Exercise objective: Your task is to extract every entry that follows word for word while excluding the pictures.

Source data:

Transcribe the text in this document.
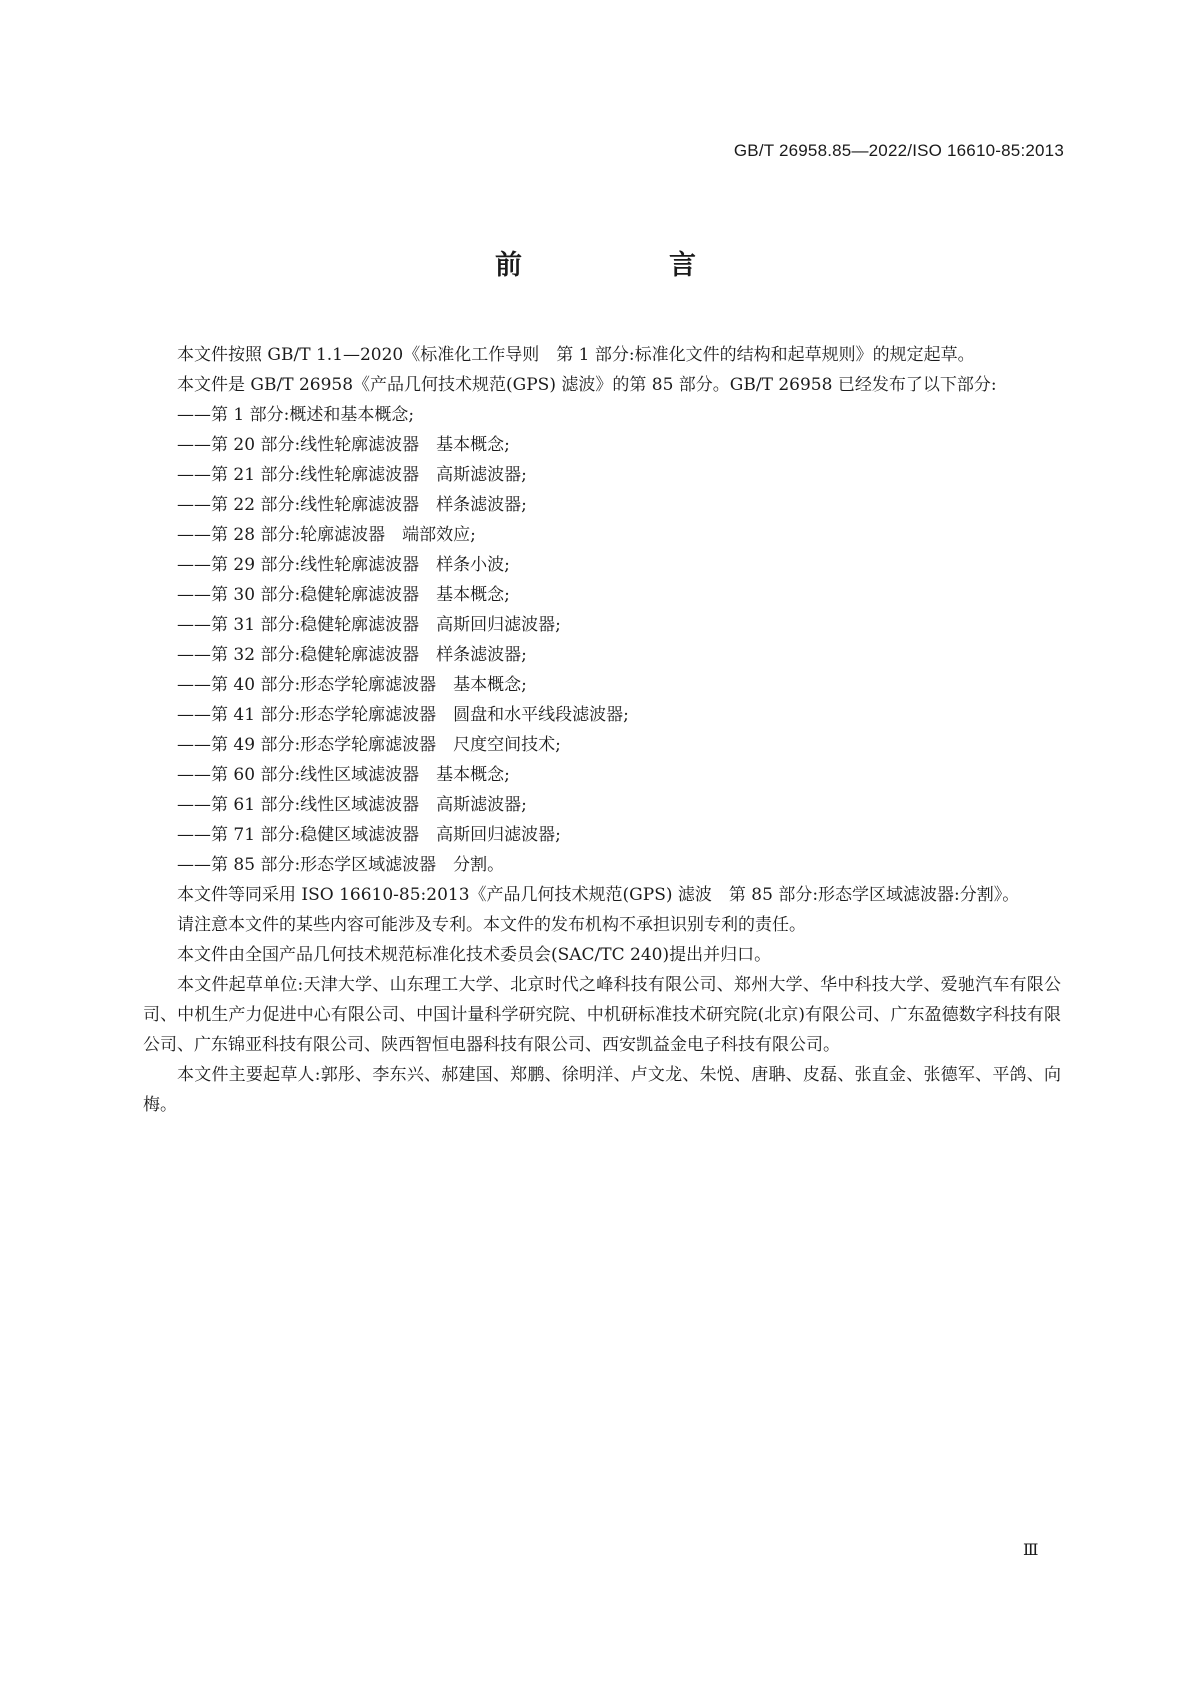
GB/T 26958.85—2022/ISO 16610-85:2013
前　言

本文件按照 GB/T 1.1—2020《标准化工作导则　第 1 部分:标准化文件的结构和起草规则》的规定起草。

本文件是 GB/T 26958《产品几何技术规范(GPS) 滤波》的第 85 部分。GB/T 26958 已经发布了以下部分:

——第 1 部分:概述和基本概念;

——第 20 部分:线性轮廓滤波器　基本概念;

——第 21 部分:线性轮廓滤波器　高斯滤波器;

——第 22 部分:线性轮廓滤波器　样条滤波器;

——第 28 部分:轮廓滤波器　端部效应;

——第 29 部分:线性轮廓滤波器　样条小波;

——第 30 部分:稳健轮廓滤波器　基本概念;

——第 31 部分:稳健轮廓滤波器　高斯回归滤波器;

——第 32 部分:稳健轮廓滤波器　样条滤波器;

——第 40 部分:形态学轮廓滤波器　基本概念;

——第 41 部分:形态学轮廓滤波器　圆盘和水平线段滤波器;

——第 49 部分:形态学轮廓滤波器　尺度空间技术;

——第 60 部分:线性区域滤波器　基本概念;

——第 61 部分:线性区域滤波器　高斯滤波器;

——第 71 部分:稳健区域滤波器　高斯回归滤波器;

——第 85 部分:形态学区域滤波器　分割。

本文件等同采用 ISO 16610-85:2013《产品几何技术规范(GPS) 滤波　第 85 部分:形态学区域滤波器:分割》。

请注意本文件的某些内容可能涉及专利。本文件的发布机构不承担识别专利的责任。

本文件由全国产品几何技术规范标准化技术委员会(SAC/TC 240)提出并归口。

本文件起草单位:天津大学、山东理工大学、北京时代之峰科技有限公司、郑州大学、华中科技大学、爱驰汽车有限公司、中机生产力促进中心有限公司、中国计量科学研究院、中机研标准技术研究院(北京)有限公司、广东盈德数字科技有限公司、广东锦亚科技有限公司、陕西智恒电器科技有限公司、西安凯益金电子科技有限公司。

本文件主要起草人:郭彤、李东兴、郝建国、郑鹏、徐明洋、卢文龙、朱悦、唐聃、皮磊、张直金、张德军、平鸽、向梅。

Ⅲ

Finished answer:
Transcribe the text in this document.
GB/T 26958.85—2022/ISO 16610-85:2013
前　言

本文件按照 GB/T 1.1—2020《标准化工作导则　第 1 部分:标准化文件的结构和起草规则》的规定起草。

本文件是 GB/T 26958《产品几何技术规范(GPS) 滤波》的第 85 部分。GB/T 26958 已经发布了以下部分:

——第 1 部分:概述和基本概念;

——第 20 部分:线性轮廓滤波器　基本概念;

——第 21 部分:线性轮廓滤波器　高斯滤波器;

——第 22 部分:线性轮廓滤波器　样条滤波器;

——第 28 部分:轮廓滤波器　端部效应;

——第 29 部分:线性轮廓滤波器　样条小波;

——第 30 部分:稳健轮廓滤波器　基本概念;

——第 31 部分:稳健轮廓滤波器　高斯回归滤波器;

——第 32 部分:稳健轮廓滤波器　样条滤波器;

——第 40 部分:形态学轮廓滤波器　基本概念;

——第 41 部分:形态学轮廓滤波器　圆盘和水平线段滤波器;

——第 49 部分:形态学轮廓滤波器　尺度空间技术;

——第 60 部分:线性区域滤波器　基本概念;

——第 61 部分:线性区域滤波器　高斯滤波器;

——第 71 部分:稳健区域滤波器　高斯回归滤波器;

——第 85 部分:形态学区域滤波器　分割。

本文件等同采用 ISO 16610-85:2013《产品几何技术规范(GPS) 滤波　第 85 部分:形态学区域滤波器:分割》。

请注意本文件的某些内容可能涉及专利。本文件的发布机构不承担识别专利的责任。

本文件由全国产品几何技术规范标准化技术委员会(SAC/TC 240)提出并归口。

本文件起草单位:天津大学、山东理工大学、北京时代之峰科技有限公司、郑州大学、华中科技大学、爱驰汽车有限公司、中机生产力促进中心有限公司、中国计量科学研究院、中机研标准技术研究院(北京)有限公司、广东盈德数字科技有限公司、广东锦亚科技有限公司、陕西智恒电器科技有限公司、西安凯益金电子科技有限公司。

本文件主要起草人:郭彤、李东兴、郝建国、郑鹏、徐明洋、卢文龙、朱悦、唐聃、皮磊、张直金、张德军、平鸽、向梅。

Ⅲ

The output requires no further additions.